- [To do]: Collect each line of the entries that holds the string "title".

-- BEGIN --

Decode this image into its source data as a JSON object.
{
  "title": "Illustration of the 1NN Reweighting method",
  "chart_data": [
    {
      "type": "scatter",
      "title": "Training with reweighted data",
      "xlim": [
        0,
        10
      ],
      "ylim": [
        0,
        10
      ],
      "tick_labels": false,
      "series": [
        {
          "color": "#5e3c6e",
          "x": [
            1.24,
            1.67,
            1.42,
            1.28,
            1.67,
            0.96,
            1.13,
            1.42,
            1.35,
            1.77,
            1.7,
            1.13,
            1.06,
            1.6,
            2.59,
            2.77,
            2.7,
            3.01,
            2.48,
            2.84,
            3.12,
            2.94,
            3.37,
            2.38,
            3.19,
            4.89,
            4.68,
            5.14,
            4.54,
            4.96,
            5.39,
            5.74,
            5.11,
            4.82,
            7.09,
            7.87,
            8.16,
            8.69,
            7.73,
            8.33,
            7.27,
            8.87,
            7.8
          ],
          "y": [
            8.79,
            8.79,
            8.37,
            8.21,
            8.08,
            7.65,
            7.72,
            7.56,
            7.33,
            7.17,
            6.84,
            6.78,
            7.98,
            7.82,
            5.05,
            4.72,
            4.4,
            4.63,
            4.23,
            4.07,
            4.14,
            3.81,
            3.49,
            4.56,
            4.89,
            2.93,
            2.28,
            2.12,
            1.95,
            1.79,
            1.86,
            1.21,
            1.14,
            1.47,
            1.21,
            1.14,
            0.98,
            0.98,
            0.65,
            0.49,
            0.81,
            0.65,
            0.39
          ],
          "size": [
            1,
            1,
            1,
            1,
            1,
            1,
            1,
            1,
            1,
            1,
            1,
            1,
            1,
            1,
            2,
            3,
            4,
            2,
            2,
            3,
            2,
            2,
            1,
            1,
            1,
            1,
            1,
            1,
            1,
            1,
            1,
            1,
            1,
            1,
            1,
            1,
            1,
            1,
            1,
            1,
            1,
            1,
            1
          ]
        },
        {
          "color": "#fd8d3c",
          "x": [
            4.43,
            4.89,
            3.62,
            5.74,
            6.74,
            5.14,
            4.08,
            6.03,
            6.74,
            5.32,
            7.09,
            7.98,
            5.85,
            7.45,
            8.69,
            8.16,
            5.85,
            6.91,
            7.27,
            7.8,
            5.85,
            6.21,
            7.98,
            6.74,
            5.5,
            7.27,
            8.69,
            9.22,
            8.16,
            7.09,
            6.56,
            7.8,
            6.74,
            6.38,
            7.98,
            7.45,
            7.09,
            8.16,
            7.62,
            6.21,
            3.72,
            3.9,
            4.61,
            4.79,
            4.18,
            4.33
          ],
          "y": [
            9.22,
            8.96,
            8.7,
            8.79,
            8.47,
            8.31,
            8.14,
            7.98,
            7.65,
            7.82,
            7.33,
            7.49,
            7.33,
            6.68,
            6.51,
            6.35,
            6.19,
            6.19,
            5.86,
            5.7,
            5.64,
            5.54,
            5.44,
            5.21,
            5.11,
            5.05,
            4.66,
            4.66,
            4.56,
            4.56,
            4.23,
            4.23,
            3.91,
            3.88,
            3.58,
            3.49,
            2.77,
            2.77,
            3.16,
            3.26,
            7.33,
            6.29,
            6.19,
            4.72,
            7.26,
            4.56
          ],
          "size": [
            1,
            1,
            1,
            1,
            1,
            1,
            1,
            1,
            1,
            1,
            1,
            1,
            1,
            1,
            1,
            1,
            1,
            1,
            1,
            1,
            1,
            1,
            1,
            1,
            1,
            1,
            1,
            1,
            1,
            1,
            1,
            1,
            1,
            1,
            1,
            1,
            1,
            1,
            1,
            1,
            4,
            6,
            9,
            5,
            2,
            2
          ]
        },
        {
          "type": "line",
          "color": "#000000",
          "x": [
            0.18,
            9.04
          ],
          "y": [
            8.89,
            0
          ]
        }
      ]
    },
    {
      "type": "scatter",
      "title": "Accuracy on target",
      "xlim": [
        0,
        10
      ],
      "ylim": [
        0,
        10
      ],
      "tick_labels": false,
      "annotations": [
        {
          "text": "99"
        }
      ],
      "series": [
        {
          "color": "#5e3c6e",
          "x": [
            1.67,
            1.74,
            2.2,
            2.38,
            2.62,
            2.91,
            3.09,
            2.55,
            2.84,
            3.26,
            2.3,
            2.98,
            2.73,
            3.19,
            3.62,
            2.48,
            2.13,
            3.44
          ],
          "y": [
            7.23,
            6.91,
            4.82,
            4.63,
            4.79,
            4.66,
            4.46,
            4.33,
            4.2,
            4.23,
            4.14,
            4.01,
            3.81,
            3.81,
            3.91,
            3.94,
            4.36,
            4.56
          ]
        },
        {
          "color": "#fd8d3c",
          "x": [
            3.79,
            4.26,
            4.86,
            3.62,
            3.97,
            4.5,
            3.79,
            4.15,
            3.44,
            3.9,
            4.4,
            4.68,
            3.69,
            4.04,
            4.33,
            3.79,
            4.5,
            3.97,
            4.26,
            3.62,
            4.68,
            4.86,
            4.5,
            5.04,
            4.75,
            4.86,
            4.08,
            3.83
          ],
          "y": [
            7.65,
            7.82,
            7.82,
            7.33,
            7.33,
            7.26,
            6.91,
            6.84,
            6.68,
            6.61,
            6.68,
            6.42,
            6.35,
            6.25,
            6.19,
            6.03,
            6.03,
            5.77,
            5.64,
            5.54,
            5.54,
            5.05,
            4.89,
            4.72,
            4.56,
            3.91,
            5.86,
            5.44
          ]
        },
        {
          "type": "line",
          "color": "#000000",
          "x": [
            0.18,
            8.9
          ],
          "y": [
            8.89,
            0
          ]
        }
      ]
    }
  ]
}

-- END --

- [Answer to this problem]:
  "title": "Illustration of the 1NN Reweighting method",
      "title": "Training with reweighted data",
      "title": "Accuracy on target",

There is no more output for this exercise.